▸ Task to carry out
Please rewrite every line of the data below, swapping "fiberglass" for "aluminum" and leaving everything else unchanged. Leave the pictures out.

▸ The input

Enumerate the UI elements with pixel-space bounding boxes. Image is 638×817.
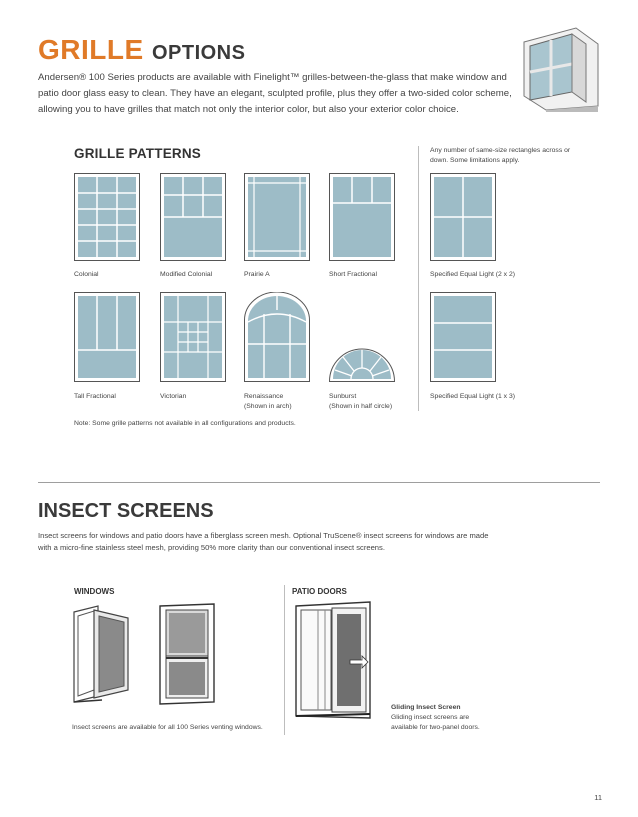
windows-caption: Insect screens are available for all 100 Series venting windows. (72, 724, 263, 731)
renaissance-label: Renaissance (244, 393, 284, 400)
page-number: 11 (594, 793, 602, 802)
sunburst-sublabel: (Shown in half circle) (329, 403, 393, 410)
title-accent: GRILLE (38, 34, 144, 65)
patio-caption-title: Gliding Insect Screen (391, 704, 461, 711)
grille-divider (418, 146, 419, 411)
renaissance-sublabel: (Shown in arch) (244, 403, 292, 410)
grille-label-renaissance (244, 392, 292, 412)
insect-screens-intro: Insect screens for windows and patio doors have a fiberglass screen mesh. Optional TruScene® insect screens for windows are made with a micro-fine stainless steel mesh, providing 50% more clarity than our conventional insect screens. (38, 531, 489, 552)
grille-side-note: Any number of same-size rectangles across or down. Some limitations apply. (430, 147, 571, 164)
double-hung-window-screen-image (156, 602, 218, 706)
patio-caption-text: Gliding insect screens are available for two-panel doors. (391, 714, 480, 731)
grille-label-modified-colonial: Modified Colonial (160, 271, 213, 278)
patio-doors-title: PATIO DOORS (292, 587, 347, 596)
grille-prairie-a-image (244, 173, 310, 261)
title-rest: OPTIONS (151, 42, 246, 64)
grille-specified-1x3-image (430, 292, 496, 382)
page-title (38, 36, 245, 64)
sunburst-label: Sunburst (329, 393, 357, 400)
grille-note: Note: Some grille patterns not available in all configurations and products. (74, 420, 296, 427)
grille-patterns-title: GRILLE PATTERNS (74, 146, 201, 161)
insect-screens-title: INSECT SCREENS (38, 500, 214, 522)
grille-label-prairie-a: Prairie A (244, 271, 270, 278)
grille-label-specified-2x2: Specified Equal Light (2 x 2) (430, 271, 516, 278)
grille-specified-2x2-image (430, 173, 496, 261)
window-corner-illustration (516, 22, 606, 117)
grille-modified-colonial-image (160, 173, 226, 261)
grille-label-sunburst (329, 392, 392, 412)
patio-door-screen-image (292, 600, 374, 720)
grille-label-tall-fractional: Tall Fractional (74, 393, 116, 400)
grille-label-short-fractional: Short Fractional (329, 271, 377, 278)
casement-window-screen-image (72, 604, 134, 704)
grille-label-specified-1x3: Specified Equal Light (1 x 3) (430, 393, 516, 400)
windows-title: WINDOWS (74, 587, 115, 596)
intro-paragraph: Andersen® 100 Series products are available with Finelight™ grilles-between-the-glass that make window and patio door glass easy to clean. They have an elegant, sculpted profile, plus they offer a two-sided color scheme, allowing you to have grilles that match not only the interior color, but also your exterior color choice. (38, 72, 512, 115)
grille-short-fractional-image (329, 173, 395, 261)
grille-victorian-image (160, 292, 226, 382)
grille-tall-fractional-image (74, 292, 140, 382)
section-divider (38, 482, 600, 483)
grille-colonial-image (74, 173, 140, 261)
grille-label-victorian: Victorian (160, 393, 187, 400)
insect-divider (284, 585, 285, 735)
grille-sunburst-image (329, 344, 395, 382)
patio-caption (391, 703, 491, 733)
grille-label-colonial: Colonial (74, 271, 99, 278)
grille-renaissance-image (244, 292, 310, 382)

▸ Answer for the task
Enumerate the UI elements with pixel-space bounding boxes. Image is 638×817.
windows-caption: Insect screens are available for all 100 Series venting windows. (72, 724, 263, 731)
renaissance-label: Renaissance (244, 393, 284, 400)
page-number: 11 (594, 793, 602, 802)
sunburst-sublabel: (Shown in half circle) (329, 403, 393, 410)
title-accent: GRILLE (38, 34, 144, 65)
patio-caption-title: Gliding Insect Screen (391, 704, 461, 711)
grille-divider (418, 146, 419, 411)
renaissance-sublabel: (Shown in arch) (244, 403, 292, 410)
grille-label-renaissance (244, 392, 292, 412)
insect-screens-intro: Insect screens for windows and patio doors have a aluminum screen mesh. Optional TruScene® insect screens for windows are made with a micro-fine stainless steel mesh, providing 50% more clarity than our conventional insect screens. (38, 531, 489, 552)
grille-side-note: Any number of same-size rectangles across or down. Some limitations apply. (430, 147, 571, 164)
double-hung-window-screen-image (156, 602, 218, 706)
patio-caption-text: Gliding insect screens are available for two-panel doors. (391, 714, 480, 731)
grille-label-modified-colonial: Modified Colonial (160, 271, 213, 278)
patio-doors-title: PATIO DOORS (292, 587, 347, 596)
grille-prairie-a-image (244, 173, 310, 261)
title-rest: OPTIONS (151, 42, 246, 64)
grille-specified-1x3-image (430, 292, 496, 382)
page-title (38, 36, 245, 64)
sunburst-label: Sunburst (329, 393, 357, 400)
grille-note: Note: Some grille patterns not available in all configurations and products. (74, 420, 296, 427)
grille-patterns-title: GRILLE PATTERNS (74, 146, 201, 161)
insect-screens-title: INSECT SCREENS (38, 500, 214, 522)
grille-label-prairie-a: Prairie A (244, 271, 270, 278)
grille-label-specified-2x2: Specified Equal Light (2 x 2) (430, 271, 516, 278)
grille-specified-2x2-image (430, 173, 496, 261)
window-corner-illustration (516, 22, 606, 117)
grille-modified-colonial-image (160, 173, 226, 261)
grille-label-sunburst (329, 392, 392, 412)
patio-door-screen-image (292, 600, 374, 720)
grille-label-tall-fractional: Tall Fractional (74, 393, 116, 400)
grille-label-short-fractional: Short Fractional (329, 271, 377, 278)
casement-window-screen-image (72, 604, 134, 704)
grille-label-specified-1x3: Specified Equal Light (1 x 3) (430, 393, 516, 400)
windows-title: WINDOWS (74, 587, 115, 596)
intro-paragraph: Andersen® 100 Series products are available with Finelight™ grilles-between-the-glass that make window and patio door glass easy to clean. They have an elegant, sculpted profile, plus they offer a two-sided color scheme, allowing you to have grilles that match not only the interior color, but also your exterior color choice. (38, 72, 512, 115)
grille-short-fractional-image (329, 173, 395, 261)
grille-victorian-image (160, 292, 226, 382)
grille-tall-fractional-image (74, 292, 140, 382)
section-divider (38, 482, 600, 483)
grille-colonial-image (74, 173, 140, 261)
grille-label-victorian: Victorian (160, 393, 187, 400)
insect-divider (284, 585, 285, 735)
grille-sunburst-image (329, 344, 395, 382)
patio-caption (391, 703, 491, 733)
grille-label-colonial: Colonial (74, 271, 99, 278)
grille-renaissance-image (244, 292, 310, 382)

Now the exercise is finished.